Rows from a figure dataset:

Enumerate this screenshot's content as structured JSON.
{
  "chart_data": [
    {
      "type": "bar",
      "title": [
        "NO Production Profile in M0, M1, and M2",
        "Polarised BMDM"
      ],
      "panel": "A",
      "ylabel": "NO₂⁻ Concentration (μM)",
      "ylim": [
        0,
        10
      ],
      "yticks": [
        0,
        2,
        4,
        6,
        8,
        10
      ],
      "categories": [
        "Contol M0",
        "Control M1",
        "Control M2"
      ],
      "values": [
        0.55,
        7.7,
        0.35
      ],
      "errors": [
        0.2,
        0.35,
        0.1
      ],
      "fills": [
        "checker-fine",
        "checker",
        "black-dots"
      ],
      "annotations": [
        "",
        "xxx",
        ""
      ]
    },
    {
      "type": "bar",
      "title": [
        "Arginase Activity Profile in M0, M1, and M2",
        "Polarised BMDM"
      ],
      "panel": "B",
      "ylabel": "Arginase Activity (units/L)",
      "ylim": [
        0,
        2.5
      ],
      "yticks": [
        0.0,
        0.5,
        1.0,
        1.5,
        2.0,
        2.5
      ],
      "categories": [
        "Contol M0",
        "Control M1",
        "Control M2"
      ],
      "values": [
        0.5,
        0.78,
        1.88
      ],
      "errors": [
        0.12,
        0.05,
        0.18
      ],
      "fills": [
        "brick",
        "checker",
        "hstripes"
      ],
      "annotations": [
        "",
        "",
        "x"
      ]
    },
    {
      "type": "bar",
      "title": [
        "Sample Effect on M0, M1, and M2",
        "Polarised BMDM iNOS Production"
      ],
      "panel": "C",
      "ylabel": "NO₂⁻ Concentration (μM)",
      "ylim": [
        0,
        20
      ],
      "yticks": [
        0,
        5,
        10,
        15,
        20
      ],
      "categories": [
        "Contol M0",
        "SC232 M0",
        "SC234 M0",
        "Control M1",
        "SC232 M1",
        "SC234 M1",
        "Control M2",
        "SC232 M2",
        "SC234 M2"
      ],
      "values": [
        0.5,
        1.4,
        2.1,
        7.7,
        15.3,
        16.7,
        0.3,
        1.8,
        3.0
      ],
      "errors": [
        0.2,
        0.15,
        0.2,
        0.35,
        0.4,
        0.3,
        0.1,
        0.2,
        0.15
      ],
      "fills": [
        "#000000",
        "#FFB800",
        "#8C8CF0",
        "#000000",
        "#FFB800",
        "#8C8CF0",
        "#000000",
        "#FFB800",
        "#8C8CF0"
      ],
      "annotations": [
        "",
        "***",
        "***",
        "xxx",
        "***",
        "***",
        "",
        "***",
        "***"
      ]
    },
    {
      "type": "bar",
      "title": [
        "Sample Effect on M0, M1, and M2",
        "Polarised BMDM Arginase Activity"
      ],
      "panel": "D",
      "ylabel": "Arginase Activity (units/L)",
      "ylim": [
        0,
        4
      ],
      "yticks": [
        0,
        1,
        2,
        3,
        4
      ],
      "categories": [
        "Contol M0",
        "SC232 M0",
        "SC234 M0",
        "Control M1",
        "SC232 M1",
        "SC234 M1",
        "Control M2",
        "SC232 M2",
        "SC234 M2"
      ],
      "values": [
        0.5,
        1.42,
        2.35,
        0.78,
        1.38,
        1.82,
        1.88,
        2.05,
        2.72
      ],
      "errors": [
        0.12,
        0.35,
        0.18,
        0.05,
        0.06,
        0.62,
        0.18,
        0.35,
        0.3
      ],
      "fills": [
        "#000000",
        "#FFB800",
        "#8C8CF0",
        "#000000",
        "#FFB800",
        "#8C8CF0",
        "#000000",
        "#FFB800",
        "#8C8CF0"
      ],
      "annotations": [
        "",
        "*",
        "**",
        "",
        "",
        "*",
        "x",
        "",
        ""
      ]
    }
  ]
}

▶ _GIVEN REQUEST_
Search the entries for the word "Activity", then gather every line that has it.

▶ _ANSWER TO THIS PROBLEM_
        "Arginase Activity Profile in M0, M1, and M2",
      "ylabel": "Arginase Activity (units/L)",
        "Polarised BMDM Arginase Activity"
      "ylabel": "Arginase Activity (units/L)",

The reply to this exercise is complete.